Word for word, quote all of the material, omitting the pictures.
== GIVEN ENTRIES ==
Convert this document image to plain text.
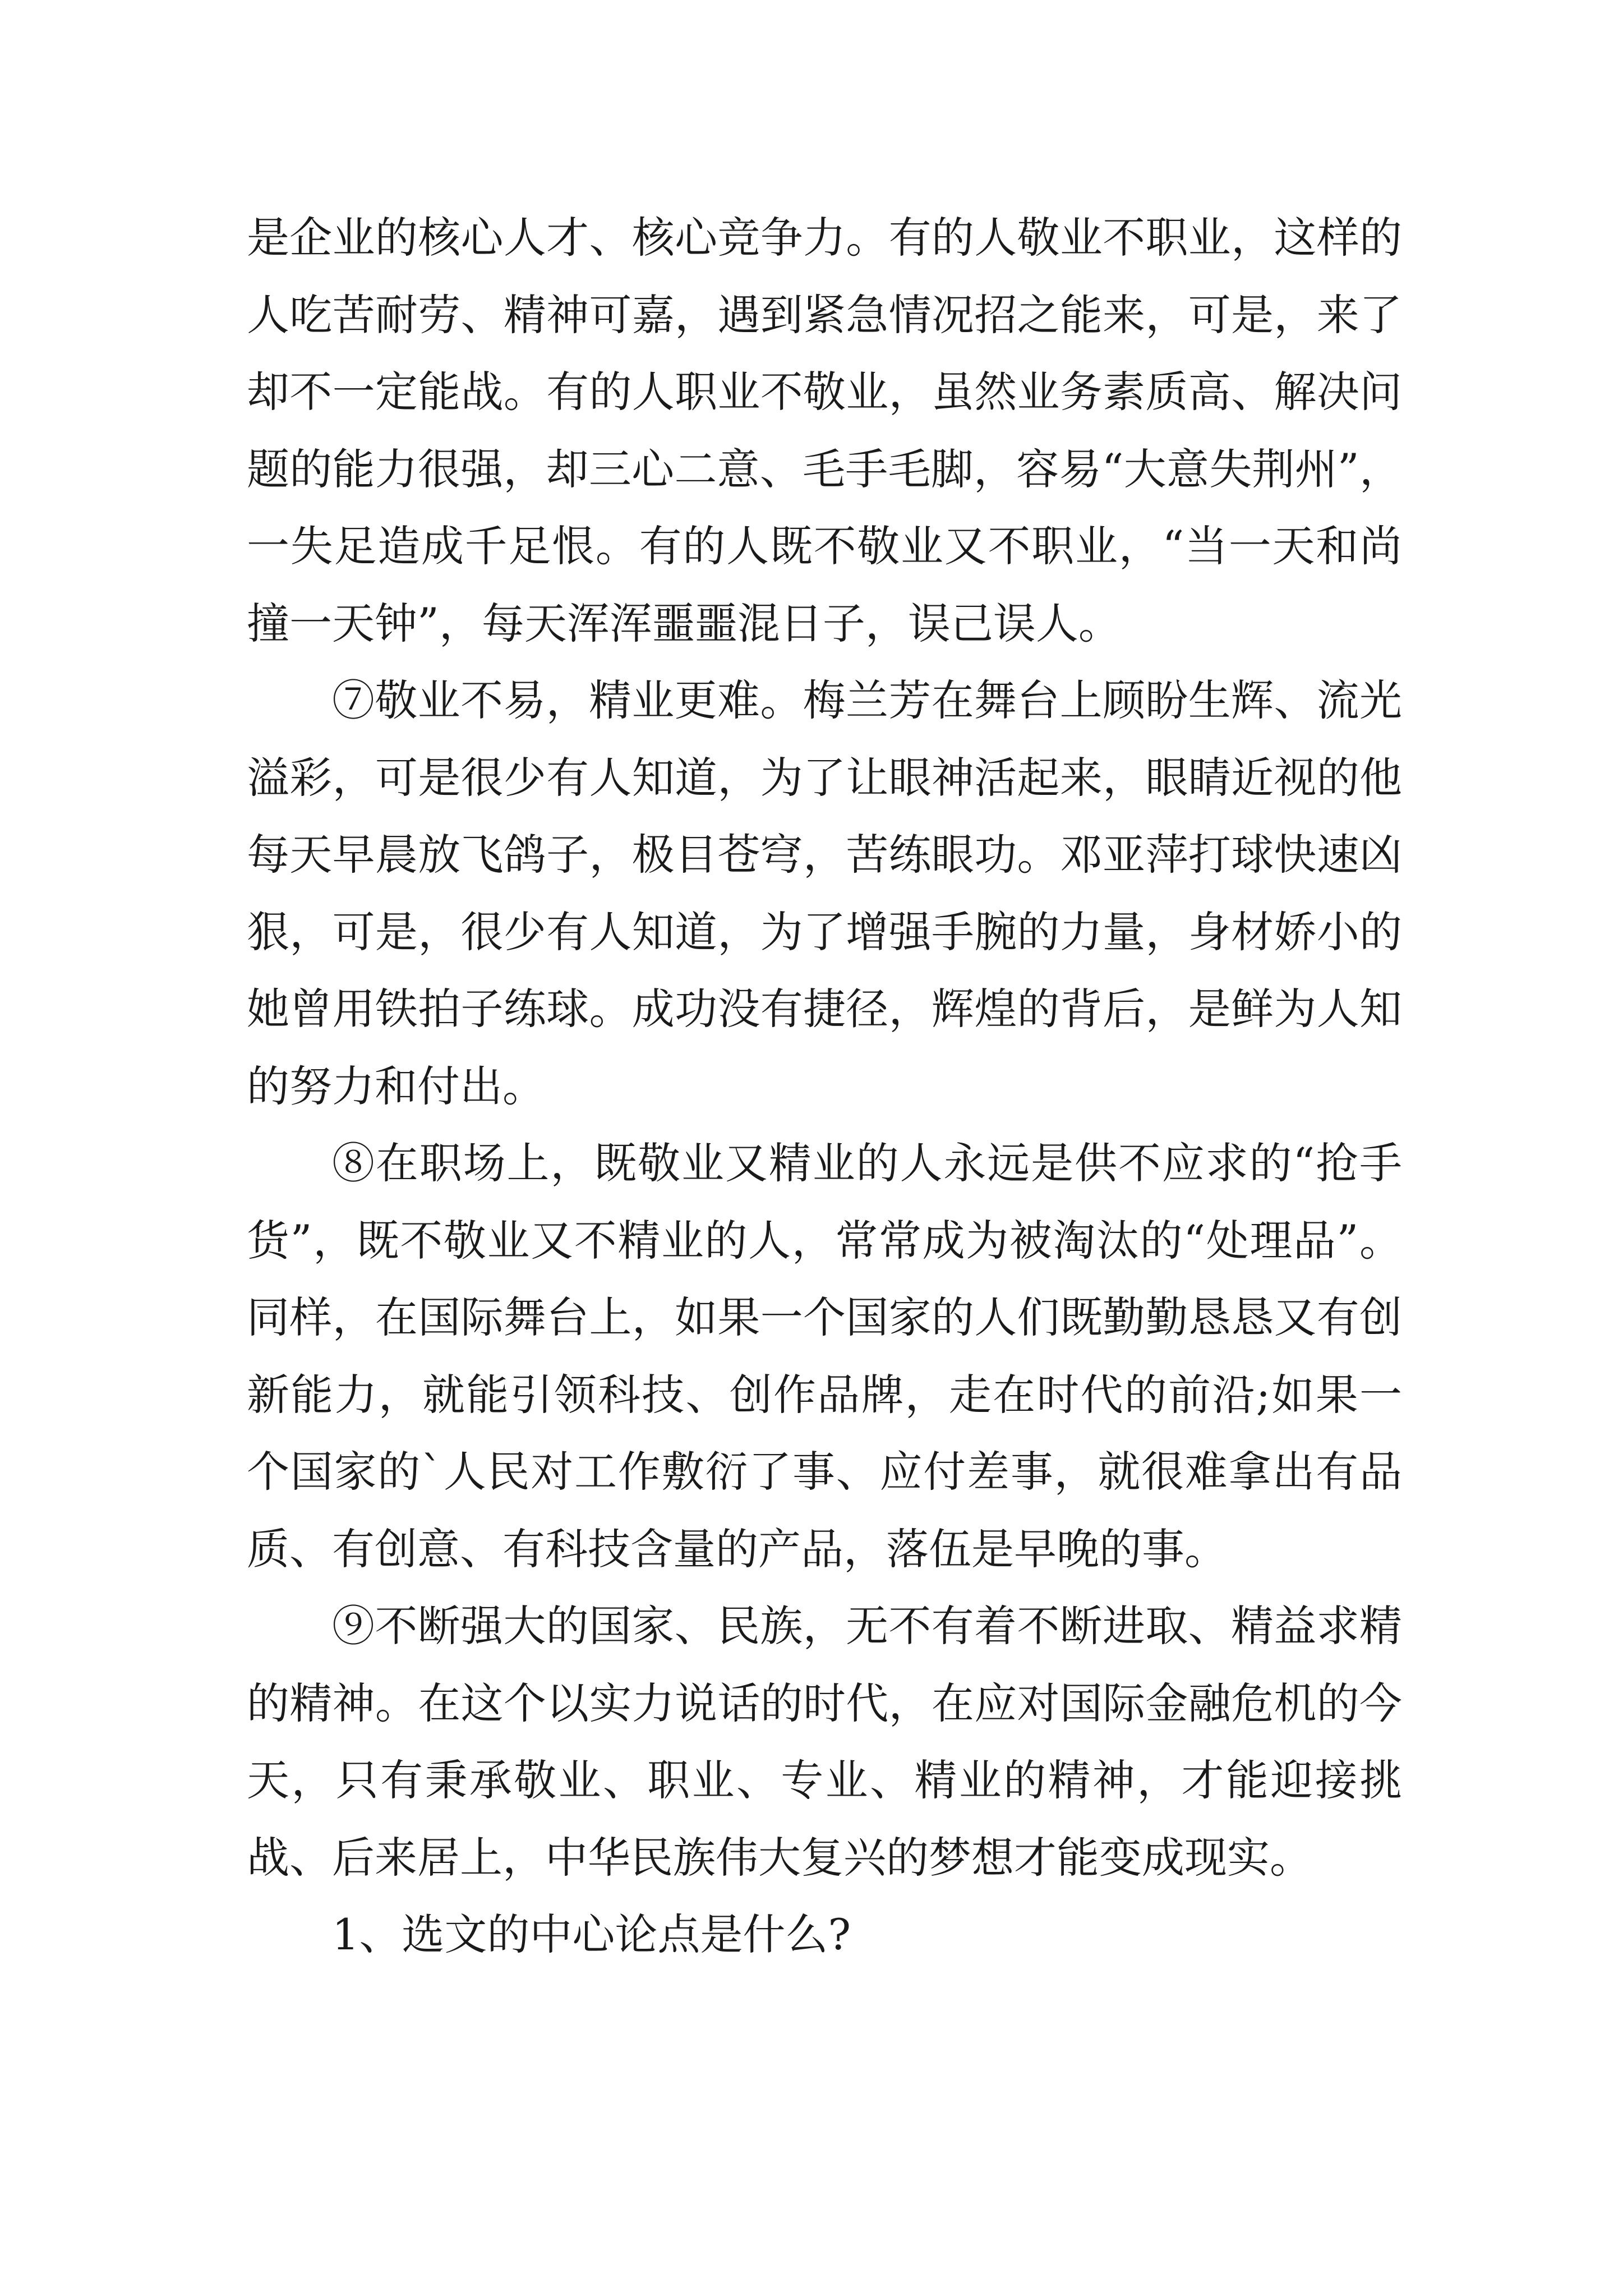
是企业的核心人才、核心竞争力。有的人敬业不职业，这样的人吃苦耐劳、精神可嘉，遇到紧急情况招之能来，可是，来了却不一定能战。有的人职业不敬业，虽然业务素质高、解决问题的能力很强，却三心二意、毛手毛脚，容易“大意失荆州”，一失足造成千足恨。有的人既不敬业又不职业，“当一天和尚撞一天钟”，每天浑浑噩噩混日子，误己误人。

⑦敬业不易，精业更难。梅兰芳在舞台上顾盼生辉、流光溢彩，可是很少有人知道，为了让眼神活起来，眼睛近视的他每天早晨放飞鸽子，极目苍穹，苦练眼功。邓亚萍打球快速凶狠，可是，很少有人知道，为了增强手腕的力量，身材娇小的她曾用铁拍子练球。成功没有捷径，辉煌的背后，是鲜为人知的努力和付出。

⑧在职场上，既敬业又精业的人永远是供不应求的“抢手货”，既不敬业又不精业的人，常常成为被淘汰的“处理品”。同样，在国际舞台上，如果一个国家的人们既勤勤恳恳又有创新能力，就能引领科技、创作品牌，走在时代的前沿;如果一个国家的`人民对工作敷衍了事、应付差事，就很难拿出有品质、有创意、有科技含量的产品，落伍是早晚的事。

⑨不断强大的国家、民族，无不有着不断进取、精益求精的精神。在这个以实力说话的时代，在应对国际金融危机的今天，只有秉承敬业、职业、专业、精业的精神，才能迎接挑战、后来居上，中华民族伟大复兴的梦想才能变成现实。

1、选文的中心论点是什么?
===
▸ RESPONSE TO THE EXERCISE:
Convert this document image to plain text.
是企业的核心人才、核心竞争力。有的人敬业不职业，这样的人吃苦耐劳、精神可嘉，遇到紧急情况招之能来，可是，来了却不一定能战。有的人职业不敬业，虽然业务素质高、解决问题的能力很强，却三心二意、毛手毛脚，容易“大意失荆州”，一失足造成千足恨。有的人既不敬业又不职业，“当一天和尚撞一天钟”，每天浑浑噩噩混日子，误己误人。

⑦敬业不易，精业更难。梅兰芳在舞台上顾盼生辉、流光溢彩，可是很少有人知道，为了让眼神活起来，眼睛近视的他每天早晨放飞鸽子，极目苍穹，苦练眼功。邓亚萍打球快速凶狠，可是，很少有人知道，为了增强手腕的力量，身材娇小的她曾用铁拍子练球。成功没有捷径，辉煌的背后，是鲜为人知的努力和付出。

⑧在职场上，既敬业又精业的人永远是供不应求的“抢手货”，既不敬业又不精业的人，常常成为被淘汰的“处理品”。同样，在国际舞台上，如果一个国家的人们既勤勤恳恳又有创新能力，就能引领科技、创作品牌，走在时代的前沿;如果一个国家的`人民对工作敷衍了事、应付差事，就很难拿出有品质、有创意、有科技含量的产品，落伍是早晚的事。

⑨不断强大的国家、民族，无不有着不断进取、精益求精的精神。在这个以实力说话的时代，在应对国际金融危机的今天，只有秉承敬业、职业、专业、精业的精神，才能迎接挑战、后来居上，中华民族伟大复兴的梦想才能变成现实。

1、选文的中心论点是什么?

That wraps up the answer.